Every line below that mentions the word "Ecwid" should be copied out.
------
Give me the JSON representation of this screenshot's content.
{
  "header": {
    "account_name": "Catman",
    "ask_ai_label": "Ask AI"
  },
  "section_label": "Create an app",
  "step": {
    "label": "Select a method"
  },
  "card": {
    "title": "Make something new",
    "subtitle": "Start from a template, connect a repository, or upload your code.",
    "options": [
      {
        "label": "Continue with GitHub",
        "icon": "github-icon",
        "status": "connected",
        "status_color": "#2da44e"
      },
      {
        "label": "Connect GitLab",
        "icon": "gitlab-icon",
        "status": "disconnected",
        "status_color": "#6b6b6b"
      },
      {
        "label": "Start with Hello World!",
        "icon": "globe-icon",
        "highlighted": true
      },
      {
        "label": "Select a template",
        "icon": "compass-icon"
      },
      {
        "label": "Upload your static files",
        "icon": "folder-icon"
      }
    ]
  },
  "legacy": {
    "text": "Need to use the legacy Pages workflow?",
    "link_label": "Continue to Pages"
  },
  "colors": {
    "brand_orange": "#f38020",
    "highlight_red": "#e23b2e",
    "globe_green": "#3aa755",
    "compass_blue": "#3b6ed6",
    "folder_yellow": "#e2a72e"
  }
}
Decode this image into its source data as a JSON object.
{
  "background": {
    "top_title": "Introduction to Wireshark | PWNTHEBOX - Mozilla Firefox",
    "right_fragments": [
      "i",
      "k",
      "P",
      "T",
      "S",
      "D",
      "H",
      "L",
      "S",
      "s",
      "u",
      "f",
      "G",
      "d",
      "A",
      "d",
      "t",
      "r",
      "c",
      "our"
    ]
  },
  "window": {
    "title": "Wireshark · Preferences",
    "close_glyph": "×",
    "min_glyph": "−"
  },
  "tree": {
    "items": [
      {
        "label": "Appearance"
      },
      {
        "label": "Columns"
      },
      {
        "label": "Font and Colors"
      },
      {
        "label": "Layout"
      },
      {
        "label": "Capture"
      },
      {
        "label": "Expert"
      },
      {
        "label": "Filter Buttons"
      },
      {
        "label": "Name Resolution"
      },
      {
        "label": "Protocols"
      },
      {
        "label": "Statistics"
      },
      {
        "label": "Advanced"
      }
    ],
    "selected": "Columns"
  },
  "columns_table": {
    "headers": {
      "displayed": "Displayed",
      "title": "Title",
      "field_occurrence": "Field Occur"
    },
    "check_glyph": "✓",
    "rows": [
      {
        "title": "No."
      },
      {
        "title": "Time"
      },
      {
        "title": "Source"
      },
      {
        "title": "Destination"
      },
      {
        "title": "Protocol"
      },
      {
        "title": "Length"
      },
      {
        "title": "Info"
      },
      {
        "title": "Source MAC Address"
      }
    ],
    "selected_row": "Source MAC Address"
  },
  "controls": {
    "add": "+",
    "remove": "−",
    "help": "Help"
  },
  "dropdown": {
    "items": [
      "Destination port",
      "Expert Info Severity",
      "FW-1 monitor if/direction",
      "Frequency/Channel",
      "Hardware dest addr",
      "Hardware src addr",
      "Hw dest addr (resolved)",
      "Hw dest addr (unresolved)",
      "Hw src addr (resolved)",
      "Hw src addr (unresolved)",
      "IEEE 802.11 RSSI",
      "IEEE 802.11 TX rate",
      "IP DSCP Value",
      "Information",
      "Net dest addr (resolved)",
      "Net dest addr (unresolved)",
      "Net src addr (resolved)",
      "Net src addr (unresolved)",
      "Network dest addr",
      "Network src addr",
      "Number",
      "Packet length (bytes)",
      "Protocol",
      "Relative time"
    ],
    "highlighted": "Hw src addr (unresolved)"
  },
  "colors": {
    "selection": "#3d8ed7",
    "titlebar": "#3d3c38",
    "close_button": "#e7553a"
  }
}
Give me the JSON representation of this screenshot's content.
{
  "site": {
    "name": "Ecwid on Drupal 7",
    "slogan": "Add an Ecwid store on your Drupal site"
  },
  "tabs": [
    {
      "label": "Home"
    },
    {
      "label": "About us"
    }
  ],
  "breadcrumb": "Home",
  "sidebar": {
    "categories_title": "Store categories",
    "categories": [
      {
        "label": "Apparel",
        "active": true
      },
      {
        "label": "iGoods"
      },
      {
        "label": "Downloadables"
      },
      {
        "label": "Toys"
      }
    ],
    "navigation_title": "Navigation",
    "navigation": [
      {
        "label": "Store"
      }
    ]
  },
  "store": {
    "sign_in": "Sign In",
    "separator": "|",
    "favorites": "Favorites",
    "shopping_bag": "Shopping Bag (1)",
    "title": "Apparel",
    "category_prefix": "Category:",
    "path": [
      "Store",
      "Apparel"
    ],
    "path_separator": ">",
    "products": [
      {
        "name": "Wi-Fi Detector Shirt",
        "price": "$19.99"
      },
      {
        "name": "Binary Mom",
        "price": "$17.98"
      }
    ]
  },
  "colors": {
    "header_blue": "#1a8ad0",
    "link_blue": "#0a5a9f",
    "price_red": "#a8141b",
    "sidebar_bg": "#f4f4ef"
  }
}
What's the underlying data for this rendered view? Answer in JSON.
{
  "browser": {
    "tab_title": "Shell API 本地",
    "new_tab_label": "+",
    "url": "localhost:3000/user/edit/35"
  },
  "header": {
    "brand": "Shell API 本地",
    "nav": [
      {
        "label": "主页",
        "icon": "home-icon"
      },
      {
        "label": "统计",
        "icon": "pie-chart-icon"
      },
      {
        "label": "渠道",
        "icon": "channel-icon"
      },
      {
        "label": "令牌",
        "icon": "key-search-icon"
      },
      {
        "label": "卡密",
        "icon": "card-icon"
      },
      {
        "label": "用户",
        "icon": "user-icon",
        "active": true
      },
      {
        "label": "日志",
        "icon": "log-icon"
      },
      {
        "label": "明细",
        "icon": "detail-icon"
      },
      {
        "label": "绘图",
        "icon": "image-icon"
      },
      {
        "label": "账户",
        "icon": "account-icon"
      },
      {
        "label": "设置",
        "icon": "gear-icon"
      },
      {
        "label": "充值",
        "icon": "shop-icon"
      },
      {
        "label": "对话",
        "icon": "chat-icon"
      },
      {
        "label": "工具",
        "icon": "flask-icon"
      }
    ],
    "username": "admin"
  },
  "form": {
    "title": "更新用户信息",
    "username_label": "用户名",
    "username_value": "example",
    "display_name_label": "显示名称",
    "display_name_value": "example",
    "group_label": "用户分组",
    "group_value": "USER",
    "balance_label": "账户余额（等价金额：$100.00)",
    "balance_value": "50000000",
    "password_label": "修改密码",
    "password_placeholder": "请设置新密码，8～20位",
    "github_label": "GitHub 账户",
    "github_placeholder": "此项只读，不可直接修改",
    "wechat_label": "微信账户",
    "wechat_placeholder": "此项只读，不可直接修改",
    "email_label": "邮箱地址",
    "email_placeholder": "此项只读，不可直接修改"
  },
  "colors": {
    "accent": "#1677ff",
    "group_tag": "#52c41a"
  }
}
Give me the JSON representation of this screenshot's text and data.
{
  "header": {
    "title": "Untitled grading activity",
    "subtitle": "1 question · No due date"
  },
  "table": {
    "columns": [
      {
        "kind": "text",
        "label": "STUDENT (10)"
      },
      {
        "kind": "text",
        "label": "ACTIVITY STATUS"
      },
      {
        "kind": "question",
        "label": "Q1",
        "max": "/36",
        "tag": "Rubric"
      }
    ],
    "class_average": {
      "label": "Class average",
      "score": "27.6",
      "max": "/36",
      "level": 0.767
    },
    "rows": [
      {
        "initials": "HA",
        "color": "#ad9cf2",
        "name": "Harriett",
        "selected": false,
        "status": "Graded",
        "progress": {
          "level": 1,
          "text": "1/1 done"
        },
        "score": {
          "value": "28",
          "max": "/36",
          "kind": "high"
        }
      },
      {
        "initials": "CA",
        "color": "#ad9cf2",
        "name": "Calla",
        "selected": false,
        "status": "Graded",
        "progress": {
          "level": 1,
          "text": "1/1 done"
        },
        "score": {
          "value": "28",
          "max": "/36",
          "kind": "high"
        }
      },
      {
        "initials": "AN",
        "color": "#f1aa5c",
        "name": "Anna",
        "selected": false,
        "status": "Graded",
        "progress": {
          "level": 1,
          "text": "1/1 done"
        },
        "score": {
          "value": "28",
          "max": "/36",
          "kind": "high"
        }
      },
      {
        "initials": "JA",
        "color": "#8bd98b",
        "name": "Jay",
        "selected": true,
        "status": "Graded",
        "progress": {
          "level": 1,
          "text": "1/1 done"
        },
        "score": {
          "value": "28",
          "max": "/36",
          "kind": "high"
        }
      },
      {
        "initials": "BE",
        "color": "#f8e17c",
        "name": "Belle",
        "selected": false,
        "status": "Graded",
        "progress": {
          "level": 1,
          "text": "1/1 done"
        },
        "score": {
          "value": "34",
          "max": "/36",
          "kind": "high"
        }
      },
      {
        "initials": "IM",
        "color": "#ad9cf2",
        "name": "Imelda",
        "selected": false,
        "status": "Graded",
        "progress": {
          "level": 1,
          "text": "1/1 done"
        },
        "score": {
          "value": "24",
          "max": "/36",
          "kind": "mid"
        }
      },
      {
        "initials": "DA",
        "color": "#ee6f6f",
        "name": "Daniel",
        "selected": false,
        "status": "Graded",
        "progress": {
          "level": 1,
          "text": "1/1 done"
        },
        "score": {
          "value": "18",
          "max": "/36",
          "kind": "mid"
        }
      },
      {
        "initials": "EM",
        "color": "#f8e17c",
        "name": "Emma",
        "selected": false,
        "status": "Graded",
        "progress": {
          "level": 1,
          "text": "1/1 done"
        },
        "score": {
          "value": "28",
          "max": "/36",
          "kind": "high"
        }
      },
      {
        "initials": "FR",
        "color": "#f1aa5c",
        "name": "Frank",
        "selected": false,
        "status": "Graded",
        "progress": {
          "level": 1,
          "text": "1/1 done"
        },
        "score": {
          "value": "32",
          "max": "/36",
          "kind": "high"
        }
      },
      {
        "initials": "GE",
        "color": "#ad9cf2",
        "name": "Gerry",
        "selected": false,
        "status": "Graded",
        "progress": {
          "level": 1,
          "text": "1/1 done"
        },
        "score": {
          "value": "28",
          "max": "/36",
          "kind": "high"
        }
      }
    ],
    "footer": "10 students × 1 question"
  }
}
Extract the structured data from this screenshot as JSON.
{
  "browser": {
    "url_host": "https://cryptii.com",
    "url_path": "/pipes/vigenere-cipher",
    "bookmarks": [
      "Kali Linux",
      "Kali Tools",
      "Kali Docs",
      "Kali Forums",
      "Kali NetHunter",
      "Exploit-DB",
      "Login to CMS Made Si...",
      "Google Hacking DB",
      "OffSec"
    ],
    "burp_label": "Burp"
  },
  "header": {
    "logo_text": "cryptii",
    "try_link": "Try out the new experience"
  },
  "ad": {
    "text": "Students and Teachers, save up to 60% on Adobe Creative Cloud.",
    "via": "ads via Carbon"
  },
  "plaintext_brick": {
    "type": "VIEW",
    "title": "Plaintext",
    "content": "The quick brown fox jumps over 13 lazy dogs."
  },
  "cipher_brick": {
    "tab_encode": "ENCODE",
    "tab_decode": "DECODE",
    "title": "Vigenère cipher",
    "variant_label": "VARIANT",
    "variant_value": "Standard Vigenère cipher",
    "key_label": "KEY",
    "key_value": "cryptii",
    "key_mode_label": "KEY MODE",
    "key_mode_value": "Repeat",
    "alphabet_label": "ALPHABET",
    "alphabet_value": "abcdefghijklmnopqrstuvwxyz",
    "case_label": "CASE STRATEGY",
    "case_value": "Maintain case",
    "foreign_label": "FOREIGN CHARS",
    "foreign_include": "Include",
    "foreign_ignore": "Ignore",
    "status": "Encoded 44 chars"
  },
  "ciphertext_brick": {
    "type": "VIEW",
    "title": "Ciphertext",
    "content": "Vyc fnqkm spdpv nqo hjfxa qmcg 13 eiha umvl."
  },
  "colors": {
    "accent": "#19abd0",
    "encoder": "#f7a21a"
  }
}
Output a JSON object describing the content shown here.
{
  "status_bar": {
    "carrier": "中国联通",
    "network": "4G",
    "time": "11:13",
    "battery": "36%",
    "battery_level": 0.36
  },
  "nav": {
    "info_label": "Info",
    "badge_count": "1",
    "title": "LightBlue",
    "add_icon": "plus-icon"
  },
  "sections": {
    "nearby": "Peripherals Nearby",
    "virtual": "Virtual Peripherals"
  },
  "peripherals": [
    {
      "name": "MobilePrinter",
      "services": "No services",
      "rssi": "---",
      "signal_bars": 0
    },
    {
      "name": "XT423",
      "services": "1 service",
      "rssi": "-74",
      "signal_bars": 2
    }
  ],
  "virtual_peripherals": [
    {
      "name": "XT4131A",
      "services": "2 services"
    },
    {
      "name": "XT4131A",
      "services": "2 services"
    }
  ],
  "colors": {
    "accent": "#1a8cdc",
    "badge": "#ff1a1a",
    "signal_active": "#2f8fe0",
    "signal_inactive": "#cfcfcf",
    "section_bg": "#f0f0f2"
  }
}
------
■ **Task response**
    "name": "Ecwid on Drupal 7",
    "slogan": "Add an Ecwid store on your Drupal site"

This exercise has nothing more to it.